[start of Records for the exercise]
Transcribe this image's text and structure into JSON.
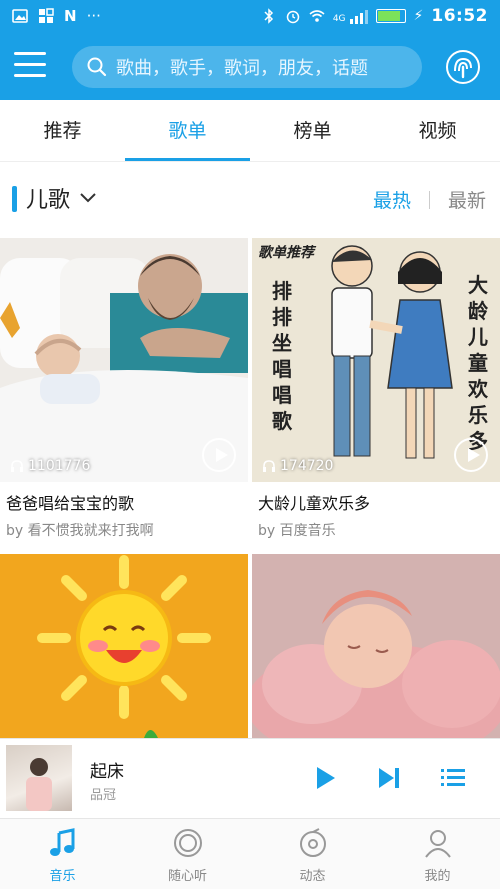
{
  "status_bar": {
    "left_icons": [
      "image-icon",
      "grid-icon",
      "n-icon",
      "more-dots-icon"
    ],
    "right_icons": [
      "bluetooth-icon",
      "alarm-icon",
      "wifi-icon",
      "signal-icon",
      "battery-icon"
    ],
    "more_dots": "···",
    "n_glyph": "N",
    "signal_label": "4G",
    "time": "16:52"
  },
  "header": {
    "search_placeholder": "歌曲，歌手，歌词，朋友，话题"
  },
  "tabs": [
    {
      "label": "推荐",
      "active": false
    },
    {
      "label": "歌单",
      "active": true
    },
    {
      "label": "榜单",
      "active": false
    },
    {
      "label": "视频",
      "active": false
    }
  ],
  "filter": {
    "category": "儿歌",
    "sort_hot": "最热",
    "sort_new": "最新"
  },
  "cards": [
    {
      "title": "爸爸唱给宝宝的歌",
      "author": "by 看不惯我就来打我啊",
      "play_count": "1101776"
    },
    {
      "title": "大龄儿童欢乐多",
      "author": "by 百度音乐",
      "play_count": "174720",
      "cover_badge": "歌单推荐",
      "cover_text_left": "排排坐 唱唱歌",
      "cover_text_right": "大龄儿童欢乐多"
    },
    {
      "title": "",
      "author": "",
      "play_count": ""
    },
    {
      "title": "",
      "author": "",
      "play_count": ""
    }
  ],
  "player": {
    "song": "起床",
    "artist": "品冠"
  },
  "bottom_nav": [
    {
      "label": "音乐",
      "active": true,
      "icon": "music-note-icon"
    },
    {
      "label": "随心听",
      "active": false,
      "icon": "radio-icon"
    },
    {
      "label": "动态",
      "active": false,
      "icon": "feed-icon"
    },
    {
      "label": "我的",
      "active": false,
      "icon": "profile-icon"
    }
  ],
  "colors": {
    "accent": "#1aa0e6",
    "text": "#111111",
    "muted": "#888888"
  }
}
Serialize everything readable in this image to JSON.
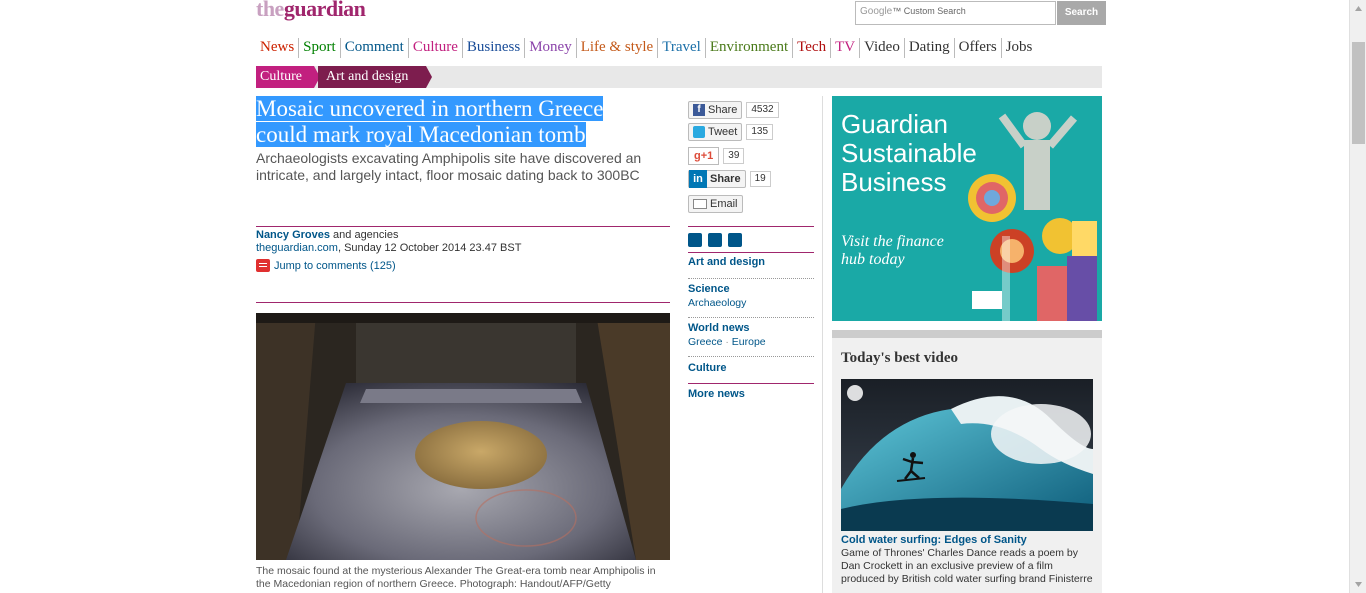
{
  "logo": {
    "the": "the",
    "guardian": "guardian"
  },
  "search": {
    "google_label": "Google",
    "placeholder": "Custom Search",
    "button": "Search"
  },
  "nav": [
    {
      "label": "News",
      "color": "#cc2200"
    },
    {
      "label": "Sport",
      "color": "#008000"
    },
    {
      "label": "Comment",
      "color": "#005689"
    },
    {
      "label": "Culture",
      "color": "#c2207f"
    },
    {
      "label": "Business",
      "color": "#1a4d99"
    },
    {
      "label": "Money",
      "color": "#8b44aa"
    },
    {
      "label": "Life & style",
      "color": "#c45a1a"
    },
    {
      "label": "Travel",
      "color": "#1a6fa8"
    },
    {
      "label": "Environment",
      "color": "#4a7a1a"
    },
    {
      "label": "Tech",
      "color": "#b01010"
    },
    {
      "label": "TV",
      "color": "#c2207f"
    },
    {
      "label": "Video",
      "color": "#333333"
    },
    {
      "label": "Dating",
      "color": "#333333"
    },
    {
      "label": "Offers",
      "color": "#333333"
    },
    {
      "label": "Jobs",
      "color": "#333333"
    }
  ],
  "breadcrumb": {
    "section": "Culture",
    "subsection": "Art and design"
  },
  "article": {
    "headline_line1": "Mosaic uncovered in northern Greece",
    "headline_line2": "could mark royal Macedonian tomb",
    "standfirst": "Archaeologists excavating Amphipolis site have discovered an intricate, and largely intact, floor mosaic dating back to 300BC",
    "author": "Nancy Groves",
    "author_suffix": " and agencies",
    "site": "theguardian.com",
    "date": ", Sunday 12 October 2014 23.47 BST",
    "jump_comments": "Jump to comments (125)",
    "caption": "The mosaic found at the mysterious Alexander The Great-era tomb near Amphipolis in the Macedonian region of northern Greece. Photograph: Handout/AFP/Getty"
  },
  "share": {
    "facebook": {
      "label": "Share",
      "count": "4532",
      "icon": "f"
    },
    "twitter": {
      "label": "Tweet",
      "count": "135"
    },
    "gplus": {
      "label": "g+1",
      "count": "39"
    },
    "linkedin": {
      "label": "Share",
      "count": "19",
      "icon": "in"
    },
    "email": {
      "label": "Email"
    }
  },
  "related": {
    "art": "Art and design",
    "science": "Science",
    "archaeology": "Archaeology",
    "world": "World news",
    "greece": "Greece",
    "sep": " · ",
    "europe": "Europe",
    "culture": "Culture",
    "more": "More news"
  },
  "ad": {
    "title1": "Guardian",
    "title2": "Sustainable",
    "title3": "Business",
    "cta": "Visit the finance hub today"
  },
  "video": {
    "heading": "Today's best video",
    "title": "Cold water surfing: Edges of Sanity",
    "description": "Game of Thrones' Charles Dance reads a poem by Dan Crockett in an exclusive preview of a film produced by British cold water surfing brand Finisterre"
  }
}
[end of Records for the exercise]
What this task involves » Of all the lines in the listing above, how many contain the word "water"? Answer with the number alone.

Response to the task » 2